----- INFORMATION PROVIDED -----

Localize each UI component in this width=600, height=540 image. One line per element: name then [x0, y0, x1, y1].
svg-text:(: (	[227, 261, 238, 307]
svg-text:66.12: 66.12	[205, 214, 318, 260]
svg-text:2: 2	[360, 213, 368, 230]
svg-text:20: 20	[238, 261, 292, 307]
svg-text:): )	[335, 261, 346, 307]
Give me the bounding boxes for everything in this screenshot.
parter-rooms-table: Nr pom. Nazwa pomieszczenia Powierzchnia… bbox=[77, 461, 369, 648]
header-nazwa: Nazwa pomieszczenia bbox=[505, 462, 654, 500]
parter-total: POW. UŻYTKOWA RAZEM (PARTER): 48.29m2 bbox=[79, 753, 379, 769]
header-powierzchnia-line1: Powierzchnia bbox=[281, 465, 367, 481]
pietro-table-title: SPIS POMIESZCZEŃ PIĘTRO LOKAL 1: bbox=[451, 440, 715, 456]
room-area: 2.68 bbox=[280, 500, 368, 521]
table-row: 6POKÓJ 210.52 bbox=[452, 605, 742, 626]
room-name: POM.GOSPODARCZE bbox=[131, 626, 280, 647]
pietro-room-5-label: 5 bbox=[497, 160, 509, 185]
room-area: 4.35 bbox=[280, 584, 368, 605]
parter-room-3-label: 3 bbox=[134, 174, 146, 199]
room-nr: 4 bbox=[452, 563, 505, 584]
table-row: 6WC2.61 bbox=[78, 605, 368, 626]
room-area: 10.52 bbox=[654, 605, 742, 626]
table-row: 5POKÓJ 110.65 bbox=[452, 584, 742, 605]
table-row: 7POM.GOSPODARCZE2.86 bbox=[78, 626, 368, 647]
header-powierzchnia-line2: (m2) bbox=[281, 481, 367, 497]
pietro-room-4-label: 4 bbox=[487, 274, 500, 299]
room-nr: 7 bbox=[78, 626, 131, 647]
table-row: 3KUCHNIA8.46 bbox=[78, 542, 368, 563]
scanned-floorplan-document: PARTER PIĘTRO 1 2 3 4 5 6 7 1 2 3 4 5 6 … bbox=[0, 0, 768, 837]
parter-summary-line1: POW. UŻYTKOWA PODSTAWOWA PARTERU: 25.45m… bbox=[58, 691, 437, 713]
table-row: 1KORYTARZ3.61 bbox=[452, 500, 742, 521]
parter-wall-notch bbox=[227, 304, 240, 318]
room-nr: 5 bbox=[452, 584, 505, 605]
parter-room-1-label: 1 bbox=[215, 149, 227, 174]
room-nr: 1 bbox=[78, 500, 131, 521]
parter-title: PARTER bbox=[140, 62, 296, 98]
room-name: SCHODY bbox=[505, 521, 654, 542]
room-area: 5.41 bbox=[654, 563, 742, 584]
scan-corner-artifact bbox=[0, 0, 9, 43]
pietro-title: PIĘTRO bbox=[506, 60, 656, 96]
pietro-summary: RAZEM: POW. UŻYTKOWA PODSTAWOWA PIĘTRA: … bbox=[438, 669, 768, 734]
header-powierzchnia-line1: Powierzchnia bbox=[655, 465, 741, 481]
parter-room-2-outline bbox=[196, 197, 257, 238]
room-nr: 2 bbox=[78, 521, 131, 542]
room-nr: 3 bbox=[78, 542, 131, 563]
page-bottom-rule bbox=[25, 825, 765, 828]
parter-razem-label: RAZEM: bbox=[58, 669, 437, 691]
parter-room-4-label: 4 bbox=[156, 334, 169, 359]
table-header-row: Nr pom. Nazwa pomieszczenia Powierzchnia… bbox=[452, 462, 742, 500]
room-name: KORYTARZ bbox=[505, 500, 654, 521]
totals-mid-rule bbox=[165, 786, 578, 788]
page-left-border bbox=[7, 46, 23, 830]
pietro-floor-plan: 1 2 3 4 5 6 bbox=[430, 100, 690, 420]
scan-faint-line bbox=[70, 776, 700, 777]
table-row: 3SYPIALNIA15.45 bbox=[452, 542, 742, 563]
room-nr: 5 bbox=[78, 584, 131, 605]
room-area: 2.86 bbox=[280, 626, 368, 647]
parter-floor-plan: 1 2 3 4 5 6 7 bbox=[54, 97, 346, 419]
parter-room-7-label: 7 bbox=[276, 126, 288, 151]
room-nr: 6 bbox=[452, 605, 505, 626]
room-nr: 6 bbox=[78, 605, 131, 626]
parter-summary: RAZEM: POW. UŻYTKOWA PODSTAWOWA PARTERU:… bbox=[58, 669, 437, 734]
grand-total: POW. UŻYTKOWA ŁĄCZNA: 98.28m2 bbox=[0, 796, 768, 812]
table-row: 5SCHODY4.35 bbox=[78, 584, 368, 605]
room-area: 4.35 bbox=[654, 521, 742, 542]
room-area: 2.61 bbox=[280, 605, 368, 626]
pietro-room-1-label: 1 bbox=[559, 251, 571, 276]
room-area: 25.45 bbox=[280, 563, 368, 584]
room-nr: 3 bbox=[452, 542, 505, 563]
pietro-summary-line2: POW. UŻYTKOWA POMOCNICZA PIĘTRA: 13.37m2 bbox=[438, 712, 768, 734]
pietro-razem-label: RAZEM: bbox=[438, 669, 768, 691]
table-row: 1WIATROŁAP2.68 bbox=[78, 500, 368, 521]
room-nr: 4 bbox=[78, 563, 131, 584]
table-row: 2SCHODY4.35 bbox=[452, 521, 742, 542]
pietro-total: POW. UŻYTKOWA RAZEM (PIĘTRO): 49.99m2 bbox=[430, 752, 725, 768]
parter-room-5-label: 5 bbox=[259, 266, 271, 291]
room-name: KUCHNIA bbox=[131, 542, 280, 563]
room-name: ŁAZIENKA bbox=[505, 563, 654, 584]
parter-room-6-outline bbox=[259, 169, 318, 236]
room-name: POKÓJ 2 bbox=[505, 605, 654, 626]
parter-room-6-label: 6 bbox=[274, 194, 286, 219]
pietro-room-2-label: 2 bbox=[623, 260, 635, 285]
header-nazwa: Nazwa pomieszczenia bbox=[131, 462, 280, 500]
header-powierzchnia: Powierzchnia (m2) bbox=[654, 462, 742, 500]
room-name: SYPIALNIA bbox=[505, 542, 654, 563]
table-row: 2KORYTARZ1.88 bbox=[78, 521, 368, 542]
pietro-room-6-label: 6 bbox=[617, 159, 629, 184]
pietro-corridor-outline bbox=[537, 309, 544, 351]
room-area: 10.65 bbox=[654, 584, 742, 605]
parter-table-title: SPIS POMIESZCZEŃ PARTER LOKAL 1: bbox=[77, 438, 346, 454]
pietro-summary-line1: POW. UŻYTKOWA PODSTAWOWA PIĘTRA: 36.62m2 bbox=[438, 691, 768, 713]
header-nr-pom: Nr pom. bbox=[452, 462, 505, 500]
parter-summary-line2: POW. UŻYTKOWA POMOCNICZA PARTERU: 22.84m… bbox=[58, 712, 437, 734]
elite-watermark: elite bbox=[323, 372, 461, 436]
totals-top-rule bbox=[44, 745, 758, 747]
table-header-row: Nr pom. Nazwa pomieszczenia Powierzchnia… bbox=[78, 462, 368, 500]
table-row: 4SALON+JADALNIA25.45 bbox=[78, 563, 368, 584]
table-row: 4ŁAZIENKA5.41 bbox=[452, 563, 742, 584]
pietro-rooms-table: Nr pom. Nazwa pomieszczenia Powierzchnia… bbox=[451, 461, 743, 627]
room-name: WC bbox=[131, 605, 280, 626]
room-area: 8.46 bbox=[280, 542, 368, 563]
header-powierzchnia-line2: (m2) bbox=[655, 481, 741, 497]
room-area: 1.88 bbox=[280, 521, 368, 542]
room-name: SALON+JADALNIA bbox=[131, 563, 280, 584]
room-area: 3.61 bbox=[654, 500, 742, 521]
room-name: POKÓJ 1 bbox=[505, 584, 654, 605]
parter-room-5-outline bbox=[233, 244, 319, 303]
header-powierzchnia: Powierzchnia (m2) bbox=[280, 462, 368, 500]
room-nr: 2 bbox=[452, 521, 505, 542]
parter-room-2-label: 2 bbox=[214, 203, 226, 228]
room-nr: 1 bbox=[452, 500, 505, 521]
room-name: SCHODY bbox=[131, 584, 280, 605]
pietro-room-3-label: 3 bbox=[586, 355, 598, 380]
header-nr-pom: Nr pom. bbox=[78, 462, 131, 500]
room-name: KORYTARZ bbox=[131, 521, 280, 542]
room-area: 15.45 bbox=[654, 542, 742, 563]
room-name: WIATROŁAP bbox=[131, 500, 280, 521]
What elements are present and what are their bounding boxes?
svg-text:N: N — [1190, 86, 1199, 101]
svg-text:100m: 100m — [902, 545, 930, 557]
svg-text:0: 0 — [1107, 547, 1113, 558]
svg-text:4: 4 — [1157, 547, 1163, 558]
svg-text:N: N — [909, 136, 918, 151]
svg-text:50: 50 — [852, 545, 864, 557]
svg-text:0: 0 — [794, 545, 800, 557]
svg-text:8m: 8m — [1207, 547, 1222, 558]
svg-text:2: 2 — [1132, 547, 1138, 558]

-----

_WRITTEN PROBLEM_
Write out the data from the start through the line containing "room-nr: 7 bbox=[78, 626, 131, 647]", swapping "room-area" for "room-size" and leaving everything else unchanged.

_TASK ANSWER_
Localize each UI component in this width=600, height=540 image. One line per element: name then [x0, y0, x1, y1].
svg-text:(: (	[227, 261, 238, 307]
svg-text:66.12: 66.12	[205, 214, 318, 260]
svg-text:2: 2	[360, 213, 368, 230]
svg-text:20: 20	[238, 261, 292, 307]
svg-text:): )	[335, 261, 346, 307]
Give me the bounding boxes for everything in this screenshot.
parter-rooms-table: Nr pom. Nazwa pomieszczenia Powierzchnia… bbox=[77, 461, 369, 648]
header-nazwa: Nazwa pomieszczenia bbox=[505, 462, 654, 500]
parter-total: POW. UŻYTKOWA RAZEM (PARTER): 48.29m2 bbox=[79, 753, 379, 769]
header-powierzchnia-line1: Powierzchnia bbox=[281, 465, 367, 481]
pietro-table-title: SPIS POMIESZCZEŃ PIĘTRO LOKAL 1: bbox=[451, 440, 715, 456]
room-size: 2.68 bbox=[280, 500, 368, 521]
table-row: 6POKÓJ 210.52 bbox=[452, 605, 742, 626]
room-name: POM.GOSPODARCZE bbox=[131, 626, 280, 647]
pietro-room-5-label: 5 bbox=[497, 160, 509, 185]
room-size: 4.35 bbox=[280, 584, 368, 605]
parter-room-3-label: 3 bbox=[134, 174, 146, 199]
room-nr: 4 bbox=[452, 563, 505, 584]
table-row: 6WC2.61 bbox=[78, 605, 368, 626]
room-size: 10.52 bbox=[654, 605, 742, 626]
table-row: 5POKÓJ 110.65 bbox=[452, 584, 742, 605]
table-row: 7POM.GOSPODARCZE2.86 bbox=[78, 626, 368, 647]
header-powierzchnia-line2: (m2) bbox=[281, 481, 367, 497]
pietro-room-4-label: 4 bbox=[487, 274, 500, 299]
room-nr: 7 bbox=[78, 626, 131, 647]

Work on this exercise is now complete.